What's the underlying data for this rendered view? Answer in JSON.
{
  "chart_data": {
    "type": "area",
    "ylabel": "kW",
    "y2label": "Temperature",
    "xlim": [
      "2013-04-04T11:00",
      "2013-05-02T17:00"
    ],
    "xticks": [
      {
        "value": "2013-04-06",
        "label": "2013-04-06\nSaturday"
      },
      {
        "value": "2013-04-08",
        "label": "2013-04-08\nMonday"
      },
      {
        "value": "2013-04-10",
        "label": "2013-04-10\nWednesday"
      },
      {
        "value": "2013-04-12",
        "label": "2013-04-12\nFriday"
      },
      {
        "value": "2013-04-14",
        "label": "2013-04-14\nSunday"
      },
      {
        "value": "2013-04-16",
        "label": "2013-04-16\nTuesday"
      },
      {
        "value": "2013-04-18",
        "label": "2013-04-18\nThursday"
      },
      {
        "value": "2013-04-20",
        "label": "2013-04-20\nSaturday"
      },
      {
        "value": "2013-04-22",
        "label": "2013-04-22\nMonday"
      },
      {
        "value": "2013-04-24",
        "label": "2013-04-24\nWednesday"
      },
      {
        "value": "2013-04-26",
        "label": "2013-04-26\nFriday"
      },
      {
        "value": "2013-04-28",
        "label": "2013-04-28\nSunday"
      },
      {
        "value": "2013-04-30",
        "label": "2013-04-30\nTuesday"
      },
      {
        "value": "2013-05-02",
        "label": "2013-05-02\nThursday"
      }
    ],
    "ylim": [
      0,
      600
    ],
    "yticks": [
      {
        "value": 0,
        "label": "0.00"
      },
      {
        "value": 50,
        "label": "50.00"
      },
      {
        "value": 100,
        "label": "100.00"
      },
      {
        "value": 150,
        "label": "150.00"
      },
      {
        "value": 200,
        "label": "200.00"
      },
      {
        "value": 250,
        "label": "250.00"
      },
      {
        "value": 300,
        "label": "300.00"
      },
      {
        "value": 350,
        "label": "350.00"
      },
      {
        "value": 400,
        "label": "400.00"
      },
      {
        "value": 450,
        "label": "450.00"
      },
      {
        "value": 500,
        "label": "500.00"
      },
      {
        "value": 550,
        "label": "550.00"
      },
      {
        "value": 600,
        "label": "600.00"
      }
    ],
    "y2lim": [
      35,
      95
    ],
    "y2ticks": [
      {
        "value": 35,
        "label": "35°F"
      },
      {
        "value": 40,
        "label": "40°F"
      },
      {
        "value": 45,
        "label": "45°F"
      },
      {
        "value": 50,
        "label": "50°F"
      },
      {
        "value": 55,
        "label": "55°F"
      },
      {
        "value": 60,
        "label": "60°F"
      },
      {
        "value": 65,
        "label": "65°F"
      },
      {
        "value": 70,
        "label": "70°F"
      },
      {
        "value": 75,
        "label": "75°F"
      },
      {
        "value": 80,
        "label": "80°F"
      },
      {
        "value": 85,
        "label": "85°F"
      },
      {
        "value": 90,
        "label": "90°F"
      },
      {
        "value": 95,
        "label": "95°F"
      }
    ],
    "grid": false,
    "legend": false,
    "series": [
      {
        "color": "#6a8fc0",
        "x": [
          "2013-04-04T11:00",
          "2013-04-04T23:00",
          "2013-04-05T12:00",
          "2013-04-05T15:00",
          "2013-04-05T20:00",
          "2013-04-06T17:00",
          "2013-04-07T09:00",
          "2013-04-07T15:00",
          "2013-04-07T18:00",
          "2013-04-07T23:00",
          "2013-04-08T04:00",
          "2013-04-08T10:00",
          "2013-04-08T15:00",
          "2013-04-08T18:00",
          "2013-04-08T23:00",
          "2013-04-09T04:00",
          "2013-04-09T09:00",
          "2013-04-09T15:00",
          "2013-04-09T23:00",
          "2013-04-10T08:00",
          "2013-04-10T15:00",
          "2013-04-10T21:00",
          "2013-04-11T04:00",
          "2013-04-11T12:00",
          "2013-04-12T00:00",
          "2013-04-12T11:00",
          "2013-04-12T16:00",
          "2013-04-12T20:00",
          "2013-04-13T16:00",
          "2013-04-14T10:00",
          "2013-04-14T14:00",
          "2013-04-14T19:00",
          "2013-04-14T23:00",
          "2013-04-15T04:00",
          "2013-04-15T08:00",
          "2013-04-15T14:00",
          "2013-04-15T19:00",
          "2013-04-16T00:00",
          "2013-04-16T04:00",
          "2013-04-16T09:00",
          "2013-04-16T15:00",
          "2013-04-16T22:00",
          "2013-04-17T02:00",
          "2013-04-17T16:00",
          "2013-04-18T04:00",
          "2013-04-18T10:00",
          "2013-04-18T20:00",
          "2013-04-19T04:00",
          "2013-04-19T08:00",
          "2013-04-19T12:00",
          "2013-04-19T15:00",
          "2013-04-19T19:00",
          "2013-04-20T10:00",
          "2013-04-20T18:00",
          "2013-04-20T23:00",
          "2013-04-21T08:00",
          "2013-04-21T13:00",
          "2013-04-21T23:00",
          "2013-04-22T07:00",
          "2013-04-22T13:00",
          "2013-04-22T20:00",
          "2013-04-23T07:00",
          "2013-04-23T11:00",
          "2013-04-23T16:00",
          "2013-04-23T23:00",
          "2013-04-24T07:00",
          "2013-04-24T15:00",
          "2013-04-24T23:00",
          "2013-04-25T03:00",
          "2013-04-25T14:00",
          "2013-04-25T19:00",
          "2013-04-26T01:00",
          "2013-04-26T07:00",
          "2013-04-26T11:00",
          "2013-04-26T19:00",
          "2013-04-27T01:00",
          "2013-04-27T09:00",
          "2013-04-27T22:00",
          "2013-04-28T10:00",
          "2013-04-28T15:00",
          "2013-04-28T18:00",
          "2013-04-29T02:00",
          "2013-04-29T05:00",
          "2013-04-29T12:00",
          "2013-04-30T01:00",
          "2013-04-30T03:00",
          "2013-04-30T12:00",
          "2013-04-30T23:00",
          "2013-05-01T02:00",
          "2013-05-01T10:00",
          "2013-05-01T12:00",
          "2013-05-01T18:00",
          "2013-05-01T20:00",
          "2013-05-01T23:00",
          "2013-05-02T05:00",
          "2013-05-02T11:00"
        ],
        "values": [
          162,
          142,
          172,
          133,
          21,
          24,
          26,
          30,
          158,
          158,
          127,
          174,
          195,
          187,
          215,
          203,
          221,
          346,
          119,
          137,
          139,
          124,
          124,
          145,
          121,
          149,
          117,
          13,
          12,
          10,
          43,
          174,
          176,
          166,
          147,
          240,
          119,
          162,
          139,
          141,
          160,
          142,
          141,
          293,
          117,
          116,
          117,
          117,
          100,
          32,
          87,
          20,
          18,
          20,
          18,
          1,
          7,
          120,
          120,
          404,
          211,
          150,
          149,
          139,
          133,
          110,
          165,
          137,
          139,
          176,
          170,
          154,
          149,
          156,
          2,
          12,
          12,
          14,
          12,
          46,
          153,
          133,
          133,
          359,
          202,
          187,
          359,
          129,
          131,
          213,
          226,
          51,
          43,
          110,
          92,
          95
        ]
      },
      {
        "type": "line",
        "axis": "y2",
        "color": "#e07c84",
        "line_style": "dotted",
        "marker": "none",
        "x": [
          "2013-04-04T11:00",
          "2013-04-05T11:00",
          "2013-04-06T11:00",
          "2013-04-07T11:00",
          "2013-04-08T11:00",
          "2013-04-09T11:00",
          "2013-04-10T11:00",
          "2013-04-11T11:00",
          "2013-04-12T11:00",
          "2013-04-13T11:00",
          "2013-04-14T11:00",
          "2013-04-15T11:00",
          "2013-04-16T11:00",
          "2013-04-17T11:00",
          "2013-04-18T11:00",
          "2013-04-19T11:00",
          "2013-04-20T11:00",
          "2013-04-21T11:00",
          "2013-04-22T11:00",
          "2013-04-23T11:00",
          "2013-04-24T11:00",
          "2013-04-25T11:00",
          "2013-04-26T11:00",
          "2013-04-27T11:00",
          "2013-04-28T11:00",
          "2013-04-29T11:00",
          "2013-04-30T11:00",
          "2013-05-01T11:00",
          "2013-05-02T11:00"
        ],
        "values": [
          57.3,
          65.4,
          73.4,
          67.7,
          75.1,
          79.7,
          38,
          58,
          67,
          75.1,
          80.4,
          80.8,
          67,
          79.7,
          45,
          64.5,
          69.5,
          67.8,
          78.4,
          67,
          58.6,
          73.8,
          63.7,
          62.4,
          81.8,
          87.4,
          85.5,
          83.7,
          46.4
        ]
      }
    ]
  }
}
+ + +
### What the task requires
Pick out every line above that holds the word "nSaturday" and copy it.

### Output for this task
        "label": "2013-04-06\nSaturday"
        "label": "2013-04-20\nSaturday"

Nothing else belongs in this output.